-------- Task material --------

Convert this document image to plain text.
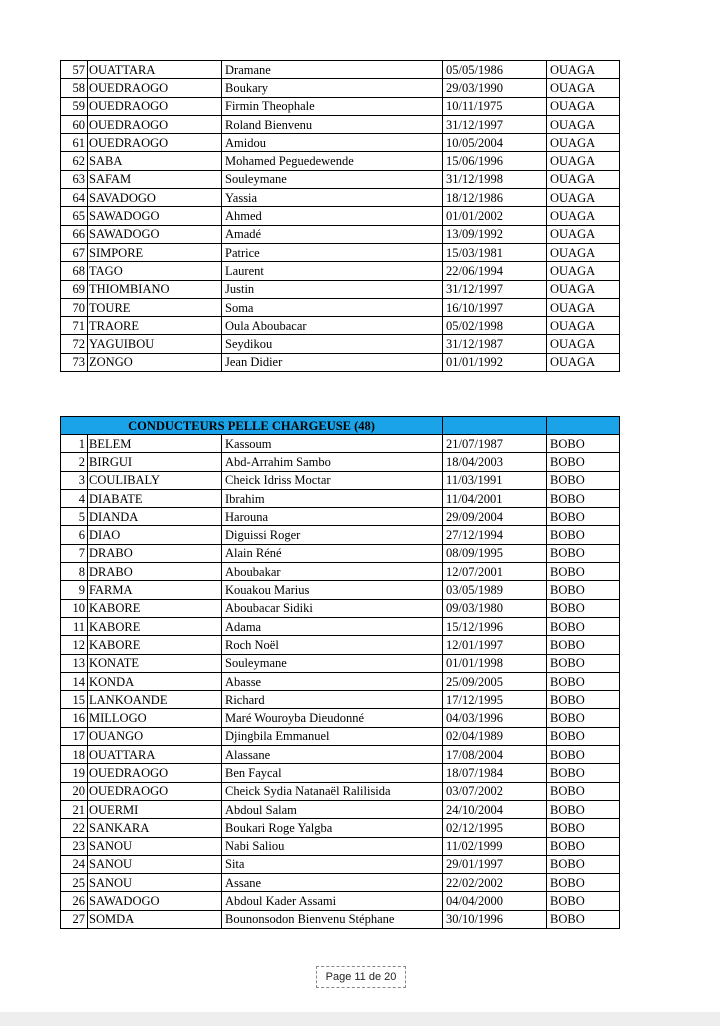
57	OUATTARA	Dramane	05/05/1986	OUAGA
58	OUEDRAOGO	Boukary	29/03/1990	OUAGA
59	OUEDRAOGO	Firmin Theophale	10/11/1975	OUAGA
60	OUEDRAOGO	Roland Bienvenu	31/12/1997	OUAGA
61	OUEDRAOGO	Amidou	10/05/2004	OUAGA
62	SABA	Mohamed Peguedewende	15/06/1996	OUAGA
63	SAFAM	Souleymane	31/12/1998	OUAGA
64	SAVADOGO	Yassia	18/12/1986	OUAGA
65	SAWADOGO	Ahmed	01/01/2002	OUAGA
66	SAWADOGO	Amadé	13/09/1992	OUAGA
67	SIMPORE	Patrice	15/03/1981	OUAGA
68	TAGO	Laurent	22/06/1994	OUAGA
69	THIOMBIANO	Justin	31/12/1997	OUAGA
70	TOURE	Soma	16/10/1997	OUAGA
71	TRAORE	Oula Aboubacar	05/02/1998	OUAGA
72	YAGUIBOU	Seydikou	31/12/1987	OUAGA
73	ZONGO	Jean Didier	01/01/1992	OUAGA
CONDUCTEURS PELLE CHARGEUSE (48)				
1	BELEM	Kassoum	21/07/1987	BOBO
2	BIRGUI	Abd-Arrahim Sambo	18/04/2003	BOBO
3	COULIBALY	Cheick Idriss Moctar	11/03/1991	BOBO
4	DIABATE	Ibrahim	11/04/2001	BOBO
5	DIANDA	Harouna	29/09/2004	BOBO
6	DIAO	Diguissi Roger	27/12/1994	BOBO
7	DRABO	Alain Réné	08/09/1995	BOBO
8	DRABO	Aboubakar	12/07/2001	BOBO
9	FARMA	Kouakou Marius	03/05/1989	BOBO
10	KABORE	Aboubacar Sidiki	09/03/1980	BOBO
11	KABORE	Adama	15/12/1996	BOBO
12	KABORE	Roch Noël	12/01/1997	BOBO
13	KONATE	Souleymane	01/01/1998	BOBO
14	KONDA	Abasse	25/09/2005	BOBO
15	LANKOANDE	Richard	17/12/1995	BOBO
16	MILLOGO	Maré Wouroyba Dieudonné	04/03/1996	BOBO
17	OUANGO	Djingbila Emmanuel	02/04/1989	BOBO
18	OUATTARA	Alassane	17/08/2004	BOBO
19	OUEDRAOGO	Ben Faycal	18/07/1984	BOBO
20	OUEDRAOGO	Cheick Sydia Natanaël Ralilisida	03/07/2002	BOBO
21	OUERMI	Abdoul Salam	24/10/2004	BOBO
22	SANKARA	Boukari Roge Yalgba	02/12/1995	BOBO
23	SANOU	Nabi Saliou	11/02/1999	BOBO
24	SANOU	Sita	29/01/1997	BOBO
25	SANOU	Assane	22/02/2002	BOBO
26	SAWADOGO	Abdoul Kader Assami	04/04/2000	BOBO
27	SOMDA	Bounonsodon Bienvenu Stéphane	30/10/1996	BOBO
Page 11 de 20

--------

## [Exercise]
Working from the listing above, pick out every line that has "Aboubacar" and copy it.

## [Result of this task]
71	TRAORE	Oula Aboubacar	05/02/1998	OUAGA
10	KABORE	Aboubacar Sidiki	09/03/1980	BOBO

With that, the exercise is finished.